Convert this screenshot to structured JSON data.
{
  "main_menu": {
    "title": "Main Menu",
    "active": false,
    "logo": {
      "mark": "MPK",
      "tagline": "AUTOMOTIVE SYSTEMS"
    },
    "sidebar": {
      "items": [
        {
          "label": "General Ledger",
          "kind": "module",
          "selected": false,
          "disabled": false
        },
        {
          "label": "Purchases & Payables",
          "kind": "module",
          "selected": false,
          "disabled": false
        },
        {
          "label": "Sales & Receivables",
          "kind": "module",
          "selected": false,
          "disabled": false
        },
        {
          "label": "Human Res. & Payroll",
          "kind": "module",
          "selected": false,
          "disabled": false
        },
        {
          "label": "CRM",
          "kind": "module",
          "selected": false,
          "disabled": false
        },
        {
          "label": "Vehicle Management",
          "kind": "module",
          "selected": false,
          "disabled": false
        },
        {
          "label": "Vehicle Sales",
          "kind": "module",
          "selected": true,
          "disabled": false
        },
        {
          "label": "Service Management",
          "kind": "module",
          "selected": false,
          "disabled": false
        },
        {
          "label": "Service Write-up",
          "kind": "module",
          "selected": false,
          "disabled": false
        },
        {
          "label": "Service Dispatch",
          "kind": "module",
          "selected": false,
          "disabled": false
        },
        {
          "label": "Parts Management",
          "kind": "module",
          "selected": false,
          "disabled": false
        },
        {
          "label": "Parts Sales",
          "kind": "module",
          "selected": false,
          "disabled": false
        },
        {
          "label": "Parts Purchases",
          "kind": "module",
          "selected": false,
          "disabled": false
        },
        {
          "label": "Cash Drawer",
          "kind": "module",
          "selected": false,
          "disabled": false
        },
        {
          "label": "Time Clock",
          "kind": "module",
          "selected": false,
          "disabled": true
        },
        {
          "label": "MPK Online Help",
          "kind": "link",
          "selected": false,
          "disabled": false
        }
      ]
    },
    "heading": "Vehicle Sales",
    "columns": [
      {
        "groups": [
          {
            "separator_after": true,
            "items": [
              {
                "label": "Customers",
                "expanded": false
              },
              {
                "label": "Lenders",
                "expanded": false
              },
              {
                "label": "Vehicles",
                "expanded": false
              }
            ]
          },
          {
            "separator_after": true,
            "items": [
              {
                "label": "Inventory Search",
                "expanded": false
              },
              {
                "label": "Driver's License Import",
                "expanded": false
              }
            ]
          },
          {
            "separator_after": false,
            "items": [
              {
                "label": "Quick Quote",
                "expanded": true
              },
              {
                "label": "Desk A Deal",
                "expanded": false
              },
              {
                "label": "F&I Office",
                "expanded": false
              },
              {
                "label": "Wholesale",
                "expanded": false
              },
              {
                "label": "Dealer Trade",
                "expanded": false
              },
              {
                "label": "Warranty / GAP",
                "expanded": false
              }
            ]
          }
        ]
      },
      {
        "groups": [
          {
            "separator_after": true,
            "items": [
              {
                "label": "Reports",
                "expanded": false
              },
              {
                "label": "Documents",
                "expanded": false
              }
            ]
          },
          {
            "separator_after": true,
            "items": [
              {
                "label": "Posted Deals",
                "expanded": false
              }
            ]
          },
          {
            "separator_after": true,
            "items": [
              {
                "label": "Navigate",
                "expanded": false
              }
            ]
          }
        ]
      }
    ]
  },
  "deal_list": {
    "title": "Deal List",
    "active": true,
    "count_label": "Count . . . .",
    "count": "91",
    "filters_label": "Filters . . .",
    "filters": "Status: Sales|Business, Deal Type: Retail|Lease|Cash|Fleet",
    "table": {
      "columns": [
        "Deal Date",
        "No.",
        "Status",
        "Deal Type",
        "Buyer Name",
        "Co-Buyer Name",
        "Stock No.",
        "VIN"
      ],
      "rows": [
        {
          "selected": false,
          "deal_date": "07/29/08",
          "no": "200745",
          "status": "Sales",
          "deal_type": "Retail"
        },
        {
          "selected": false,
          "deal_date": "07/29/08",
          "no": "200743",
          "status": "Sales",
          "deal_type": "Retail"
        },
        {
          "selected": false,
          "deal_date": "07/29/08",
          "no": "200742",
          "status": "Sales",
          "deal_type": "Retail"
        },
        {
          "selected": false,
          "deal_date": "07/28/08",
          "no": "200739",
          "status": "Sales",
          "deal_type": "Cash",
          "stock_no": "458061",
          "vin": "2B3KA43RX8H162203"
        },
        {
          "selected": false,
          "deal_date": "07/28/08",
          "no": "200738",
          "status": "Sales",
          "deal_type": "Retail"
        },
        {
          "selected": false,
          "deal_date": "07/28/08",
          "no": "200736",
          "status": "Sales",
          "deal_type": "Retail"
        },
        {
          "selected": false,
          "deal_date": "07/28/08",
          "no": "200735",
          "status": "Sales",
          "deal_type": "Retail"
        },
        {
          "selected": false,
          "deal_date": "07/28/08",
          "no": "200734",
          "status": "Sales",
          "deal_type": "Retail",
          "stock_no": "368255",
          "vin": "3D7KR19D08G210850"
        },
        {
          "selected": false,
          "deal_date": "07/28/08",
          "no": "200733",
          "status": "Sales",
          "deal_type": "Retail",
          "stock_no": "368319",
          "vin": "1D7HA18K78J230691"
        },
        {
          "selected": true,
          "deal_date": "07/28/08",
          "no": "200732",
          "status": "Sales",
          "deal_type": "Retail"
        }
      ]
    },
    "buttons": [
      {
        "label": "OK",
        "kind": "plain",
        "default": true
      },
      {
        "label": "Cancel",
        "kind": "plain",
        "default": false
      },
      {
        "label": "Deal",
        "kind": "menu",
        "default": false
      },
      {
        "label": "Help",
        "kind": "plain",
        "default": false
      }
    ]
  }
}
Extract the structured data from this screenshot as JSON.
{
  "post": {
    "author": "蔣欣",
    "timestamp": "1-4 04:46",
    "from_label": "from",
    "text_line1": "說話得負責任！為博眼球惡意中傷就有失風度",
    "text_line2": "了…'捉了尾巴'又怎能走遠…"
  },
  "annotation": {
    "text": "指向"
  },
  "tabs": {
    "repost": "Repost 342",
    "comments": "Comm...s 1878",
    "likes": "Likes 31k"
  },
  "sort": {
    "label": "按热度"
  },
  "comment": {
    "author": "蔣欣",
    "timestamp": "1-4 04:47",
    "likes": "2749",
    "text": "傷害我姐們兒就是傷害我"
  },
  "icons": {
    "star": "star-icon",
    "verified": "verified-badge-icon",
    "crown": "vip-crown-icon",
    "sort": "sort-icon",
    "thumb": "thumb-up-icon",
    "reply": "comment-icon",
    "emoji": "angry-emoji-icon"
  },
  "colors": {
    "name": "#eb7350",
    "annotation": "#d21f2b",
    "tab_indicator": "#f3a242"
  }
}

___

Scan the listing above for the word "from" and show each line where it is found.

Extract the structured data from this screenshot as JSON.
    "from_label": "from",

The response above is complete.